BRIEF:
Turn each line of the listing below into an item in a numbered list, dropping any blank lines.

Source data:
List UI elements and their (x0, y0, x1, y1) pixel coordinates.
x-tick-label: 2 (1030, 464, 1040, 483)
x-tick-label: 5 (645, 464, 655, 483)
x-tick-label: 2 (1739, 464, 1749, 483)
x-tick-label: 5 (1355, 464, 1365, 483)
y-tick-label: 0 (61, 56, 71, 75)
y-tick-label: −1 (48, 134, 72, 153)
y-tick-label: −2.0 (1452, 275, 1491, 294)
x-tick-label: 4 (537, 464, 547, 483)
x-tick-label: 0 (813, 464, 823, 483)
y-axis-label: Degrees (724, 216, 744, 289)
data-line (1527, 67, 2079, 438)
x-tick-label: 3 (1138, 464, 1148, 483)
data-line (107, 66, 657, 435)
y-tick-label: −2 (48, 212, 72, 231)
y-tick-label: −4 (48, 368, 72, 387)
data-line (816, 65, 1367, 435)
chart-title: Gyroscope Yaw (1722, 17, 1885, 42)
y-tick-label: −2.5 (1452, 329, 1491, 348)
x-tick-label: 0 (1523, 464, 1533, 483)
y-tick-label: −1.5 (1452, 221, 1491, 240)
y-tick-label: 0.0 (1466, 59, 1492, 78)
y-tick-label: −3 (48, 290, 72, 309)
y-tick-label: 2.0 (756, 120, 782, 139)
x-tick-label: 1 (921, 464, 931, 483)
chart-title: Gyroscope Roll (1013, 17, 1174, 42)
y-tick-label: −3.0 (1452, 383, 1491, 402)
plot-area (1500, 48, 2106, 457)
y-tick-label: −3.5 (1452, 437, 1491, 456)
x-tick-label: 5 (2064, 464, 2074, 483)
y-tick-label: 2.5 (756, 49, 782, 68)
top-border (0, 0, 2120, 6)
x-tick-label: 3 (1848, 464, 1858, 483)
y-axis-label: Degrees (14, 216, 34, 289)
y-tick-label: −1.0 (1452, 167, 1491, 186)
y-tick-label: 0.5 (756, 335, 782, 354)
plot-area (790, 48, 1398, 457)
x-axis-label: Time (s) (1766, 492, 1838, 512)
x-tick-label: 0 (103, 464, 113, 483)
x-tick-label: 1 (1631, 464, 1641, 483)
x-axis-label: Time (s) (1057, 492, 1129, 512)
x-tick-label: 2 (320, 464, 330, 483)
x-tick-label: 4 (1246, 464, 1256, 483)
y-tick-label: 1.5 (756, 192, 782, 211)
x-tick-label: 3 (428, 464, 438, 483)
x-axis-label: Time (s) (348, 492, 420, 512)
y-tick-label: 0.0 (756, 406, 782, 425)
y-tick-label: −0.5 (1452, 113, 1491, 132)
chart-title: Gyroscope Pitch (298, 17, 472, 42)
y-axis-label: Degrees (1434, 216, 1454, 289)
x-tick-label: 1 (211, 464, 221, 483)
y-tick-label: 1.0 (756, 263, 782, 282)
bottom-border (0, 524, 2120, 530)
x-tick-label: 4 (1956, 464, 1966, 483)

FINAL RESULT:
1. List UI elements and their (x0, y0, x1, y1) pixel coordinates.
2. x-tick-label: 2 (1030, 464, 1040, 483)
3. x-tick-label: 5 (645, 464, 655, 483)
4. x-tick-label: 2 (1739, 464, 1749, 483)
5. x-tick-label: 5 (1355, 464, 1365, 483)
6. y-tick-label: 0 (61, 56, 71, 75)
7. y-tick-label: −1 (48, 134, 72, 153)
8. y-tick-label: −2.0 (1452, 275, 1491, 294)
9. x-tick-label: 4 (537, 464, 547, 483)
10. x-tick-label: 0 (813, 464, 823, 483)
11. y-axis-label: Degrees (724, 216, 744, 289)
12. data-line (1527, 67, 2079, 438)
13. x-tick-label: 3 (1138, 464, 1148, 483)
14. data-line (107, 66, 657, 435)
15. y-tick-label: −2 (48, 212, 72, 231)
16. y-tick-label: −4 (48, 368, 72, 387)
17. data-line (816, 65, 1367, 435)
18. chart-title: Gyroscope Yaw (1722, 17, 1885, 42)
19. y-tick-label: −2.5 (1452, 329, 1491, 348)
20. x-tick-label: 0 (1523, 464, 1533, 483)
21. y-tick-label: −1.5 (1452, 221, 1491, 240)
22. y-tick-label: 0.0 (1466, 59, 1492, 78)
23. y-tick-label: −3 (48, 290, 72, 309)
24. y-tick-label: 2.0 (756, 120, 782, 139)
25. x-tick-label: 1 (921, 464, 931, 483)
26. chart-title: Gyroscope Roll (1013, 17, 1174, 42)
27. y-tick-label: −3.0 (1452, 383, 1491, 402)
28. plot-area (1500, 48, 2106, 457)
29. y-tick-label: −3.5 (1452, 437, 1491, 456)
30. x-tick-label: 5 (2064, 464, 2074, 483)
31. y-tick-label: 2.5 (756, 49, 782, 68)
32. top-border (0, 0, 2120, 6)
33. x-tick-label: 3 (1848, 464, 1858, 483)
34. y-axis-label: Degrees (14, 216, 34, 289)
35. y-tick-label: −1.0 (1452, 167, 1491, 186)
36. y-tick-label: 0.5 (756, 335, 782, 354)
37. plot-area (790, 48, 1398, 457)
38. x-axis-label: Time (s) (1766, 492, 1838, 512)
39. x-tick-label: 0 (103, 464, 113, 483)
40. x-tick-label: 1 (1631, 464, 1641, 483)
41. x-axis-label: Time (s) (1057, 492, 1129, 512)
42. x-tick-label: 2 (320, 464, 330, 483)
43. x-tick-label: 4 (1246, 464, 1256, 483)
44. y-tick-label: 1.5 (756, 192, 782, 211)
45. x-tick-label: 3 (428, 464, 438, 483)
46. x-axis-label: Time (s) (348, 492, 420, 512)
47. y-tick-label: 0.0 (756, 406, 782, 425)
48. y-tick-label: −0.5 (1452, 113, 1491, 132)
49. chart-title: Gyroscope Pitch (298, 17, 472, 42)
50. y-axis-label: Degrees (1434, 216, 1454, 289)
51. x-tick-label: 1 (211, 464, 221, 483)
52. y-tick-label: 1.0 (756, 263, 782, 282)
53. bottom-border (0, 524, 2120, 530)
54. x-tick-label: 4 (1956, 464, 1966, 483)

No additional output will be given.